### EXERCISE MATERIALS:
○ ○ ○ ○ ○
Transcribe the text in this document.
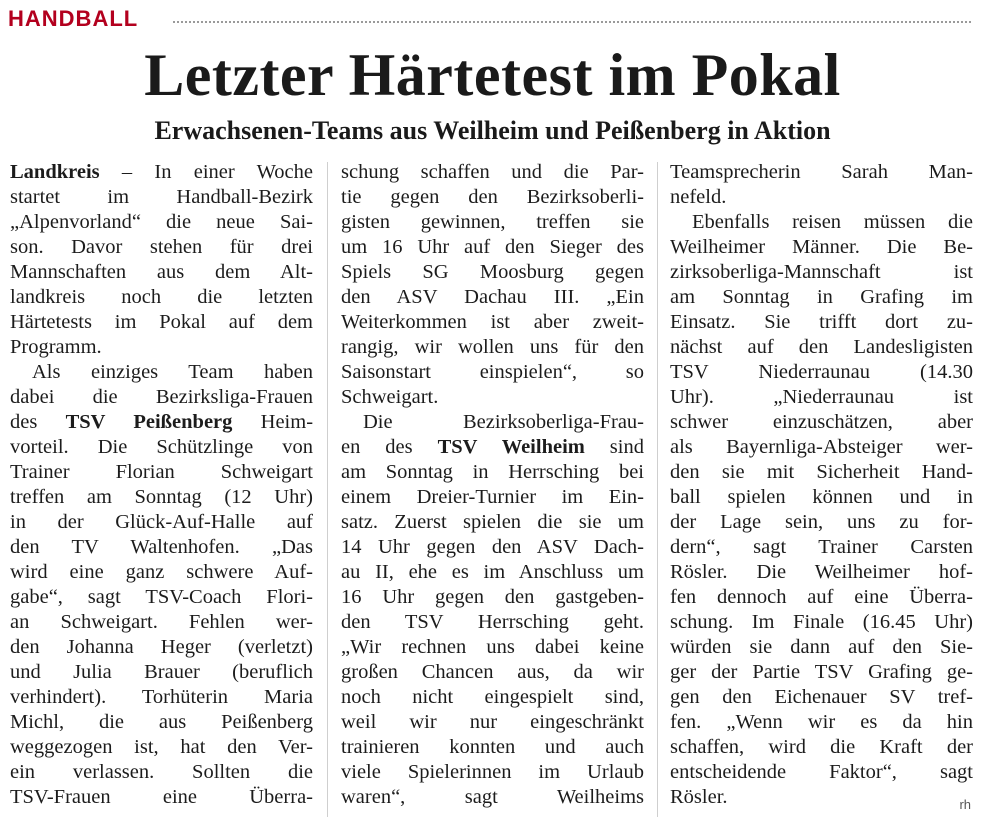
HANDBALL
Letzter Härtetest im Pokal
Erwachsenen-Teams aus Weilheim und Peißenberg in Aktion
Landkreis – In einer Woche
startet im Handball-Bezirk
„Alpenvorland“ die neue Sai-
son. Davor stehen für drei
Mannschaften aus dem Alt-
landkreis noch die letzten
Härtetests im Pokal auf dem
Programm.
Als einziges Team haben
dabei die Bezirksliga-Frauen
des TSV Peißenberg Heim-
vorteil. Die Schützlinge von
Trainer Florian Schweigart
treffen am Sonntag (12 Uhr)
in der Glück-Auf-Halle auf
den TV Waltenhofen. „Das
wird eine ganz schwere Auf-
gabe“, sagt TSV-Coach Flori-
an Schweigart. Fehlen wer-
den Johanna Heger (verletzt)
und Julia Brauer (beruflich
verhindert). Torhüterin Maria
Michl, die aus Peißenberg
weggezogen ist, hat den Ver-
ein verlassen. Sollten die
TSV-Frauen eine Überra-
schung schaffen und die Par-
tie gegen den Bezirksoberli-
gisten gewinnen, treffen sie
um 16 Uhr auf den Sieger des
Spiels SG Moosburg gegen
den ASV Dachau III. „Ein
Weiterkommen ist aber zweit-
rangig, wir wollen uns für den
Saisonstart einspielen“, so
Schweigart.
Die Bezirksoberliga-Frau-
en des TSV Weilheim sind
am Sonntag in Herrsching bei
einem Dreier-Turnier im Ein-
satz. Zuerst spielen die sie um
14 Uhr gegen den ASV Dach-
au II, ehe es im Anschluss um
16 Uhr gegen den gastgeben-
den TSV Herrsching geht.
„Wir rechnen uns dabei keine
großen Chancen aus, da wir
noch nicht eingespielt sind,
weil wir nur eingeschränkt
trainieren konnten und auch
viele Spielerinnen im Urlaub
waren“, sagt Weilheims
Teamsprecherin Sarah Man-
nefeld.
Ebenfalls reisen müssen die
Weilheimer Männer. Die Be-
zirksoberliga-Mannschaft ist
am Sonntag in Grafing im
Einsatz. Sie trifft dort zu-
nächst auf den Landesligisten
TSV Niederraunau (14.30
Uhr). „Niederraunau ist
schwer einzuschätzen, aber
als Bayernliga-Absteiger wer-
den sie mit Sicherheit Hand-
ball spielen können und in
der Lage sein, uns zu for-
dern“, sagt Trainer Carsten
Rösler. Die Weilheimer hof-
fen dennoch auf eine Überra-
schung. Im Finale (16.45 Uhr)
würden sie dann auf den Sie-
ger der Partie TSV Grafing ge-
gen den Eichenauer SV tref-
fen. „Wenn wir es da hin
schaffen, wird die Kraft der
entscheidende Faktor“, sagt
Rösler.	rh
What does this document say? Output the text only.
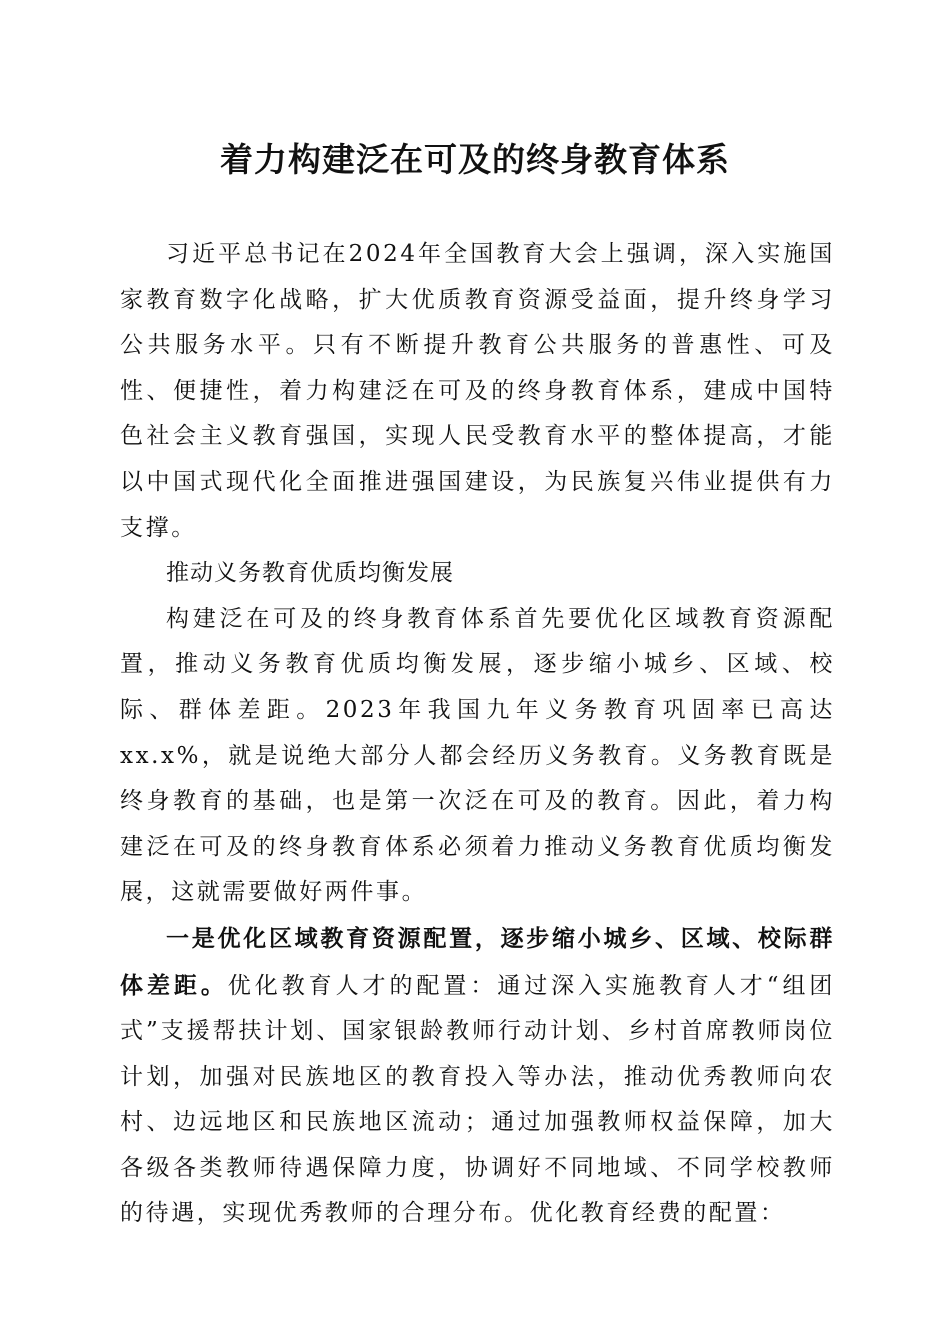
着力构建泛在可及的终身教育体系

习近平总书记在2024年全国教育大会上强调，深入实施国家教育数字化战略，扩大优质教育资源受益面，提升终身学习公共服务水平。只有不断提升教育公共服务的普惠性、可及性、便捷性，着力构建泛在可及的终身教育体系，建成中国特色社会主义教育强国，实现人民受教育水平的整体提高，才能以中国式现代化全面推进强国建设，为民族复兴伟业提供有力支撑。

推动义务教育优质均衡发展

构建泛在可及的终身教育体系首先要优化区域教育资源配置，推动义务教育优质均衡发展，逐步缩小城乡、区域、校际、群体差距。2023年我国九年义务教育巩固率已高达xx.x%，就是说绝大部分人都会经历义务教育。义务教育既是终身教育的基础，也是第一次泛在可及的教育。因此，着力构建泛在可及的终身教育体系必须着力推动义务教育优质均衡发展，这就需要做好两件事。

一是优化区域教育资源配置，逐步缩小城乡、区域、校际群体差距。优化教育人才的配置：通过深入实施教育人才“组团式”支援帮扶计划、国家银龄教师行动计划、乡村首席教师岗位计划，加强对民族地区的教育投入等办法，推动优秀教师向农村、边远地区和民族地区流动；通过加强教师权益保障，加大各级各类教师待遇保障力度，协调好不同地域、不同学校教师的待遇，实现优秀教师的合理分布。优化教育经费的配置：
○ ○ ○ ○ ○
### WHAT THE TASK REQUIRES:
Among the lines of the data above, determine how many contain the word "text". Report the number alone.

### FINISHED TASK:
2